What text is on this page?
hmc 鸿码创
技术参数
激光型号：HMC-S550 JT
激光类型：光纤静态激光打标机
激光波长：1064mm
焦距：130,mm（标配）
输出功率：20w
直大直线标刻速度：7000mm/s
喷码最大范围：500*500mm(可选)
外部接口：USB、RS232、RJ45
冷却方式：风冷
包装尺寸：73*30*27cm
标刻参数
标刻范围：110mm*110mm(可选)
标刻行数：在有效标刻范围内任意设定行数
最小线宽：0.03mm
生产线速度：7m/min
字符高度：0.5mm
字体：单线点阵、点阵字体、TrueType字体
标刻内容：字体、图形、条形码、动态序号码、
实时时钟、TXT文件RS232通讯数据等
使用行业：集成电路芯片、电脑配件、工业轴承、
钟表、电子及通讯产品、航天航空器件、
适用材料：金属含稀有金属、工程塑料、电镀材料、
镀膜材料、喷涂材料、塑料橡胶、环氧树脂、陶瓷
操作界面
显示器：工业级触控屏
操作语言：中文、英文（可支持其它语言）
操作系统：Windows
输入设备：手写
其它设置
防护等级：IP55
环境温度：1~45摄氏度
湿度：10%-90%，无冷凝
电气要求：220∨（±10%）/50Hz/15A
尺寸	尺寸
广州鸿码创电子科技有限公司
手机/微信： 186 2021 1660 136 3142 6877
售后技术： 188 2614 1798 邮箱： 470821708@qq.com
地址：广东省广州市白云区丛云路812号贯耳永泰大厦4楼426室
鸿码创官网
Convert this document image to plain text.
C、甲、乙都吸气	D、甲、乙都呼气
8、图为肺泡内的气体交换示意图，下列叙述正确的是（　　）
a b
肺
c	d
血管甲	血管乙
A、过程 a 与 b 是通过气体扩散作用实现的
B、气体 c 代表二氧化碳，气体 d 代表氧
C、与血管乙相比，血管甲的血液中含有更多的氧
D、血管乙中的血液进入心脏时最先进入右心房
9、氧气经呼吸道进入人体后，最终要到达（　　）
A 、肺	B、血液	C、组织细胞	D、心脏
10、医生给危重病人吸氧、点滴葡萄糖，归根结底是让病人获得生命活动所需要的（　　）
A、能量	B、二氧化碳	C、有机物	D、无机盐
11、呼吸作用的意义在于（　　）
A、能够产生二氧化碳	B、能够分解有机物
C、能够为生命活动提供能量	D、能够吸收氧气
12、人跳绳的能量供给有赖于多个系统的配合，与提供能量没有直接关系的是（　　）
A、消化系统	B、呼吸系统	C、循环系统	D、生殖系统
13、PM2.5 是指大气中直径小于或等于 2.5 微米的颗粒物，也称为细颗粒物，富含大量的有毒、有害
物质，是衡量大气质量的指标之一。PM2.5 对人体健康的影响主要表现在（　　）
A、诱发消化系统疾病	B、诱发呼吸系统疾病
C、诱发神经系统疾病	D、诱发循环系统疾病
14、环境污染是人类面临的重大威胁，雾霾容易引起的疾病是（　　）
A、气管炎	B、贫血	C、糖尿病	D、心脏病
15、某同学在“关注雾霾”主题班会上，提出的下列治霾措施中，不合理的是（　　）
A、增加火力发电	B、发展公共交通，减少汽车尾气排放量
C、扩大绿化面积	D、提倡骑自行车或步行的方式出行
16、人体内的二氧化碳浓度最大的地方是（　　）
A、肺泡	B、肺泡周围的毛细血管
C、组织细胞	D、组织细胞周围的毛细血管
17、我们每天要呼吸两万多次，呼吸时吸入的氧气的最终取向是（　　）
——————
Check all the records above and select each line where the string "text" is found.

_Output for this exercise_
What text is on this page?
Convert this document image to plain text.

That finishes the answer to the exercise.